%%
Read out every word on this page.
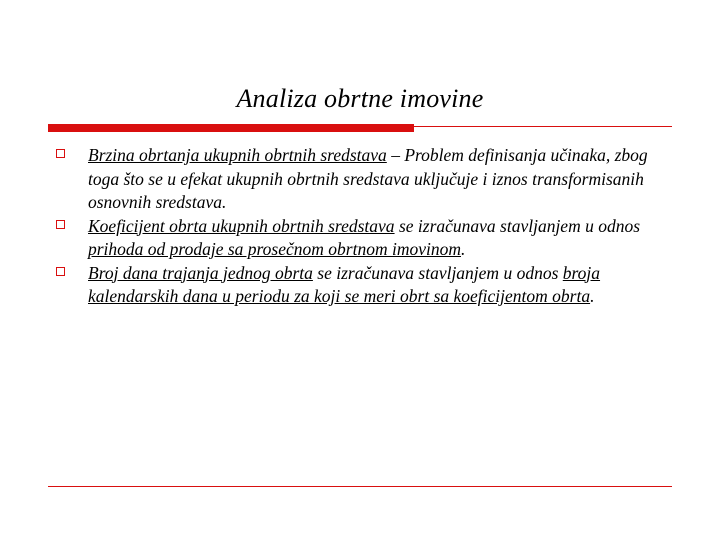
Analiza obrtne imovine
Brzina obrtanja ukupnih obrtnih sredstava – Problem definisanja učinaka, zbog toga što se u efekat ukupnih obrtnih sredstava uključuje i iznos transformisanih osnovnih sredstava.
Koeficijent obrta ukupnih obrtnih sredstava se izračunava stavljanjem u odnos prihoda od prodaje sa prosečnom obrtnom imovinom.
Broj dana trajanja jednog obrta se izračunava stavljanjem u odnos broja kalendarskih dana u periodu za koji se meri obrt sa koeficijentom obrta.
%%
Copy each line from the data above that includes "sredstava".

Brzina obrtanja ukupnih obrtnih sredstava – Problem definisanja učinaka, zbog toga što se u efekat ukupnih obrtnih sredstava uključuje i iznos transformisanih osnovnih sredstava.
Koeficijent obrta ukupnih obrtnih sredstava se izračunava stavljanjem u odnos prihoda od prodaje sa prosečnom obrtnom imovinom.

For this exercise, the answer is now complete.